** START Data provided **
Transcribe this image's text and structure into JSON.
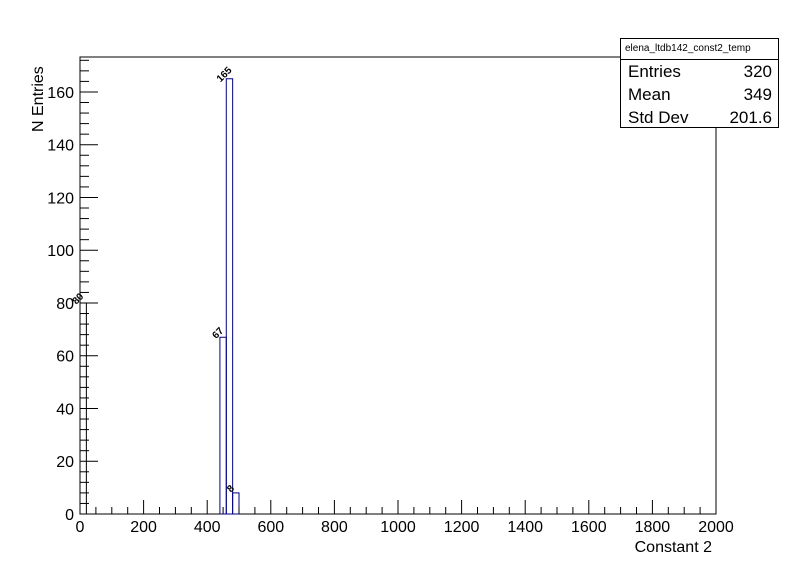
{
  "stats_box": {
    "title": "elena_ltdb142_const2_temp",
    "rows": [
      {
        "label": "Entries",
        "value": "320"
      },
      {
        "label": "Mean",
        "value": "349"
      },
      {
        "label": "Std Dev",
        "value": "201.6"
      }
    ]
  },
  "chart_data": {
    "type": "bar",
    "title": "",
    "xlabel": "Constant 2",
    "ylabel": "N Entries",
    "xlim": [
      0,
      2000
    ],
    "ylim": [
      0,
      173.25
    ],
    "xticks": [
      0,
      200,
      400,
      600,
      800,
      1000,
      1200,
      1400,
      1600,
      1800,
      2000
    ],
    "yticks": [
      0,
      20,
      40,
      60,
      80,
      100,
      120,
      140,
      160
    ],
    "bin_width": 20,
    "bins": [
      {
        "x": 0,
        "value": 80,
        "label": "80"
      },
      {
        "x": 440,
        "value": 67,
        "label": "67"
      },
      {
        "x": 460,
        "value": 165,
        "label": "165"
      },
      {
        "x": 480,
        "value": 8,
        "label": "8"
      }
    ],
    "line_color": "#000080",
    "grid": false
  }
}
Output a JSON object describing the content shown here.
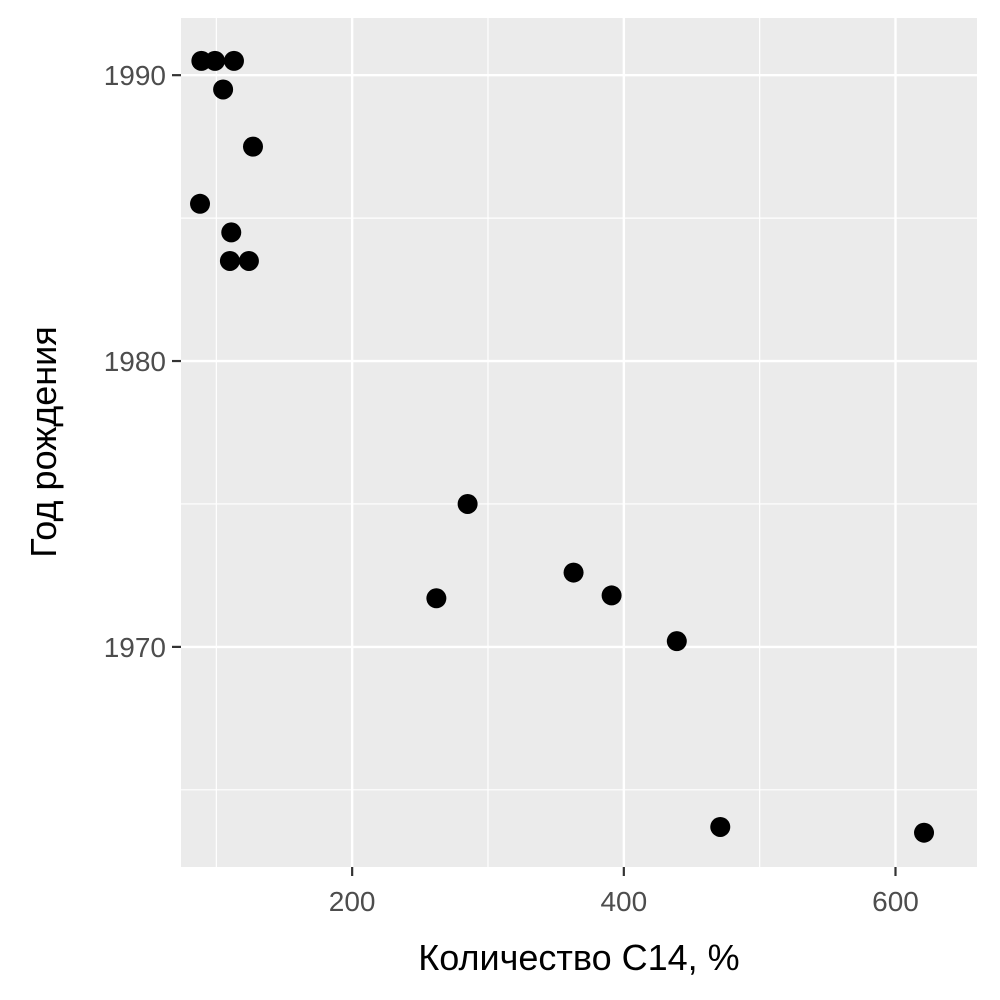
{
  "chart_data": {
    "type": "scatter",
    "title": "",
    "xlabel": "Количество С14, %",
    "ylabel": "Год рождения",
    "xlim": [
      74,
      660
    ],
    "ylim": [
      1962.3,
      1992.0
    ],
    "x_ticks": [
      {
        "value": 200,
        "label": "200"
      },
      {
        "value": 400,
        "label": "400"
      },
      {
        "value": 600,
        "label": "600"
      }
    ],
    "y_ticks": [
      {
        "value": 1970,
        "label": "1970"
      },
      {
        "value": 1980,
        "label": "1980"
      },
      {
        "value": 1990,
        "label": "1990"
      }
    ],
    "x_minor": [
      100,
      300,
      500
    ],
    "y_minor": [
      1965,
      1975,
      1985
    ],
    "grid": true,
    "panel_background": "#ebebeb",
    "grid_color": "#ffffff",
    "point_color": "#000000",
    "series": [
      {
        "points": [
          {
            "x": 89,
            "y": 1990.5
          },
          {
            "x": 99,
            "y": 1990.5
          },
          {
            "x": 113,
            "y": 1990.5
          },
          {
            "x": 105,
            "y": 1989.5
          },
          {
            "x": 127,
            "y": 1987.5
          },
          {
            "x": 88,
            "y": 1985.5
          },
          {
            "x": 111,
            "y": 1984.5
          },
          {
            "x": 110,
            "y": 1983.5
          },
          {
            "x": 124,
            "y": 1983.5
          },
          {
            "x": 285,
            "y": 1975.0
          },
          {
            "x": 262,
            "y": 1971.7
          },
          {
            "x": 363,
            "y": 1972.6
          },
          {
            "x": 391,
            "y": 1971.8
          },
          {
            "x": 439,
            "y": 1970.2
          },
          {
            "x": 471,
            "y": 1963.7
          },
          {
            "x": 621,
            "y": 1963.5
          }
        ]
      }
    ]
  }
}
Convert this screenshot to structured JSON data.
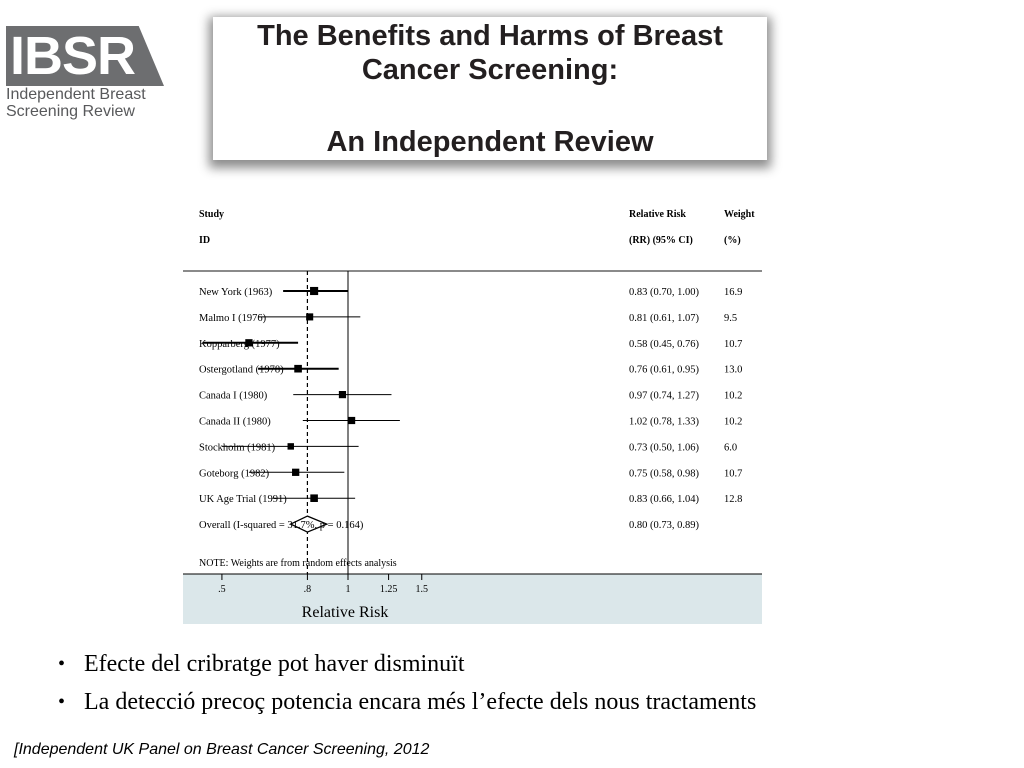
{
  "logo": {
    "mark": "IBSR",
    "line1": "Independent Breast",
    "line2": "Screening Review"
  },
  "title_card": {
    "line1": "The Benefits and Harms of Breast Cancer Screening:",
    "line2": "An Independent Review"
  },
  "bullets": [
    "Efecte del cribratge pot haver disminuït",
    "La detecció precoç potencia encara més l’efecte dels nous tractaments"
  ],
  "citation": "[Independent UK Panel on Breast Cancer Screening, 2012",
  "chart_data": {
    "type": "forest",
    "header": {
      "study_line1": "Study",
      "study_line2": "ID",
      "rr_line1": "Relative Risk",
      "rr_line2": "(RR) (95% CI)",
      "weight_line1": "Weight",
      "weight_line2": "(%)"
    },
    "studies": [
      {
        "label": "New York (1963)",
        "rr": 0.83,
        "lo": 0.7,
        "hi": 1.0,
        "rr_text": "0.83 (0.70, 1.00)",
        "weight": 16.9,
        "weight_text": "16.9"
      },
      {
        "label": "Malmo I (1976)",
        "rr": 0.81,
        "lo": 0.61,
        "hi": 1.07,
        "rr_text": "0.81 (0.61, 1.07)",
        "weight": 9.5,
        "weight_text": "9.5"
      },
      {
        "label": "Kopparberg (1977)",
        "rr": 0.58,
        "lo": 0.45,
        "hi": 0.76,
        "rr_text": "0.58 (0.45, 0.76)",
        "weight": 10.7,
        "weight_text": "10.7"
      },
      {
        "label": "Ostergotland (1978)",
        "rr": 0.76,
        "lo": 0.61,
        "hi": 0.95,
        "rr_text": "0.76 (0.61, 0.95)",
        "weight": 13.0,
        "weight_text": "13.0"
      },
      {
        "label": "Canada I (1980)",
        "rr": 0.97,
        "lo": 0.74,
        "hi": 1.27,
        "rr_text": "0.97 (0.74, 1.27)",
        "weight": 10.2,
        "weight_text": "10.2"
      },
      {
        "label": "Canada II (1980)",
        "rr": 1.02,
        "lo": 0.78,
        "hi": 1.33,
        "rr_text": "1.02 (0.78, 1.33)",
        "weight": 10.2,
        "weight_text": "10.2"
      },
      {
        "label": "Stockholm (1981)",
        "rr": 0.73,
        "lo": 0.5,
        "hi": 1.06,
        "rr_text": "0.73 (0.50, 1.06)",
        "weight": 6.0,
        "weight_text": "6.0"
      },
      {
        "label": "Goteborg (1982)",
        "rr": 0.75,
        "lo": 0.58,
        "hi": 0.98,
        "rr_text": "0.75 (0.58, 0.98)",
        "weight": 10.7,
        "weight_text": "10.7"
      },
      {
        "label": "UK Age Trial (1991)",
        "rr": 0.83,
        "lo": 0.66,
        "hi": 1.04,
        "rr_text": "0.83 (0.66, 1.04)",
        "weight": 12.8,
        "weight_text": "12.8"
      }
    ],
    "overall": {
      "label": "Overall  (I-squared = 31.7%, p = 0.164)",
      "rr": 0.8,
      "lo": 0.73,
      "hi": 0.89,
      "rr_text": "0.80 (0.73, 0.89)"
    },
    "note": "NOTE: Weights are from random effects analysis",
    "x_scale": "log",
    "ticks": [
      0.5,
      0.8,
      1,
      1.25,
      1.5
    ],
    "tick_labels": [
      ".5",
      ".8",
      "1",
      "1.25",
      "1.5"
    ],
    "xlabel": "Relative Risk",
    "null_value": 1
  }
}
** END Data provided **
What you should do → In your copy of the listing above, reproduce each line exactly and omit all pictures.

Output below →
Transcribe this image's text and structure into JSON.
{
  "stats_box": {
    "title": "elena_ltdb142_const2_temp",
    "rows": [
      {
        "label": "Entries",
        "value": "320"
      },
      {
        "label": "Mean",
        "value": "349"
      },
      {
        "label": "Std Dev",
        "value": "201.6"
      }
    ]
  },
  "chart_data": {
    "type": "bar",
    "title": "",
    "xlabel": "Constant 2",
    "ylabel": "N Entries",
    "xlim": [
      0,
      2000
    ],
    "ylim": [
      0,
      173.25
    ],
    "xticks": [
      0,
      200,
      400,
      600,
      800,
      1000,
      1200,
      1400,
      1600,
      1800,
      2000
    ],
    "yticks": [
      0,
      20,
      40,
      60,
      80,
      100,
      120,
      140,
      160
    ],
    "bin_width": 20,
    "bins": [
      {
        "x": 0,
        "value": 80,
        "label": "80"
      },
      {
        "x": 440,
        "value": 67,
        "label": "67"
      },
      {
        "x": 460,
        "value": 165,
        "label": "165"
      },
      {
        "x": 480,
        "value": 8,
        "label": "8"
      }
    ],
    "line_color": "#000080",
    "grid": false
  }
}
Output a JSON object describing the content shown here.
{
  "chart_data": {
    "type": "scatter",
    "title": "",
    "xlabel": "Количество С14, %",
    "ylabel": "Год рождения",
    "xlim": [
      74,
      660
    ],
    "ylim": [
      1962.3,
      1992.0
    ],
    "x_ticks": [
      {
        "value": 200,
        "label": "200"
      },
      {
        "value": 400,
        "label": "400"
      },
      {
        "value": 600,
        "label": "600"
      }
    ],
    "y_ticks": [
      {
        "value": 1970,
        "label": "1970"
      },
      {
        "value": 1980,
        "label": "1980"
      },
      {
        "value": 1990,
        "label": "1990"
      }
    ],
    "x_minor": [
      100,
      300,
      500
    ],
    "y_minor": [
      1965,
      1975,
      1985
    ],
    "grid": true,
    "panel_background": "#ebebeb",
    "grid_color": "#ffffff",
    "point_color": "#000000",
    "series": [
      {
        "points": [
          {
            "x": 89,
            "y": 1990.5
          },
          {
            "x": 99,
            "y": 1990.5
          },
          {
            "x": 113,
            "y": 1990.5
          },
          {
            "x": 105,
            "y": 1989.5
          },
          {
            "x": 127,
            "y": 1987.5
          },
          {
            "x": 88,
            "y": 1985.5
          },
          {
            "x": 111,
            "y": 1984.5
          },
          {
            "x": 110,
            "y": 1983.5
          },
          {
            "x": 124,
            "y": 1983.5
          },
          {
            "x": 285,
            "y": 1975.0
          },
          {
            "x": 262,
            "y": 1971.7
          },
          {
            "x": 363,
            "y": 1972.6
          },
          {
            "x": 391,
            "y": 1971.8
          },
          {
            "x": 439,
            "y": 1970.2
          },
          {
            "x": 471,
            "y": 1963.7
          },
          {
            "x": 621,
            "y": 1963.5
          }
        ]
      }
    ]
  }
}
Convert this screenshot to structured JSON data.
{
  "logo": {
    "mark": "IBSR",
    "line1": "Independent Breast",
    "line2": "Screening Review"
  },
  "title_card": {
    "line1": "The Benefits and Harms of Breast Cancer Screening:",
    "line2": "An Independent Review"
  },
  "bullets": [
    "Efecte del cribratge pot haver disminuït",
    "La detecció precoç potencia encara més l’efecte dels nous tractaments"
  ],
  "citation": "[Independent UK Panel on Breast Cancer Screening, 2012",
  "chart_data": {
    "type": "forest",
    "header": {
      "study_line1": "Study",
      "study_line2": "ID",
      "rr_line1": "Relative Risk",
      "rr_line2": "(RR) (95% CI)",
      "weight_line1": "Weight",
      "weight_line2": "(%)"
    },
    "studies": [
      {
        "label": "New York (1963)",
        "rr": 0.83,
        "lo": 0.7,
        "hi": 1.0,
        "rr_text": "0.83 (0.70, 1.00)",
        "weight": 16.9,
        "weight_text": "16.9"
      },
      {
        "label": "Malmo I (1976)",
        "rr": 0.81,
        "lo": 0.61,
        "hi": 1.07,
        "rr_text": "0.81 (0.61, 1.07)",
        "weight": 9.5,
        "weight_text": "9.5"
      },
      {
        "label": "Kopparberg (1977)",
        "rr": 0.58,
        "lo": 0.45,
        "hi": 0.76,
        "rr_text": "0.58 (0.45, 0.76)",
        "weight": 10.7,
        "weight_text": "10.7"
      },
      {
        "label": "Ostergotland (1978)",
        "rr": 0.76,
        "lo": 0.61,
        "hi": 0.95,
        "rr_text": "0.76 (0.61, 0.95)",
        "weight": 13.0,
        "weight_text": "13.0"
      },
      {
        "label": "Canada I (1980)",
        "rr": 0.97,
        "lo": 0.74,
        "hi": 1.27,
        "rr_text": "0.97 (0.74, 1.27)",
        "weight": 10.2,
        "weight_text": "10.2"
      },
      {
        "label": "Canada II (1980)",
        "rr": 1.02,
        "lo": 0.78,
        "hi": 1.33,
        "rr_text": "1.02 (0.78, 1.33)",
        "weight": 10.2,
        "weight_text": "10.2"
      },
      {
        "label": "Stockholm (1981)",
        "rr": 0.73,
        "lo": 0.5,
        "hi": 1.06,
        "rr_text": "0.73 (0.50, 1.06)",
        "weight": 6.0,
        "weight_text": "6.0"
      },
      {
        "label": "Goteborg (1982)",
        "rr": 0.75,
        "lo": 0.58,
        "hi": 0.98,
        "rr_text": "0.75 (0.58, 0.98)",
        "weight": 10.7,
        "weight_text": "10.7"
      },
      {
        "label": "UK Age Trial (1991)",
        "rr": 0.83,
        "lo": 0.66,
        "hi": 1.04,
        "rr_text": "0.83 (0.66, 1.04)",
        "weight": 12.8,
        "weight_text": "12.8"
      }
    ],
    "overall": {
      "label": "Overall  (I-squared = 31.7%, p = 0.164)",
      "rr": 0.8,
      "lo": 0.73,
      "hi": 0.89,
      "rr_text": "0.80 (0.73, 0.89)"
    },
    "note": "NOTE: Weights are from random effects analysis",
    "x_scale": "log",
    "ticks": [
      0.5,
      0.8,
      1,
      1.25,
      1.5
    ],
    "tick_labels": [
      ".5",
      ".8",
      "1",
      "1.25",
      "1.5"
    ],
    "xlabel": "Relative Risk",
    "null_value": 1
  }
}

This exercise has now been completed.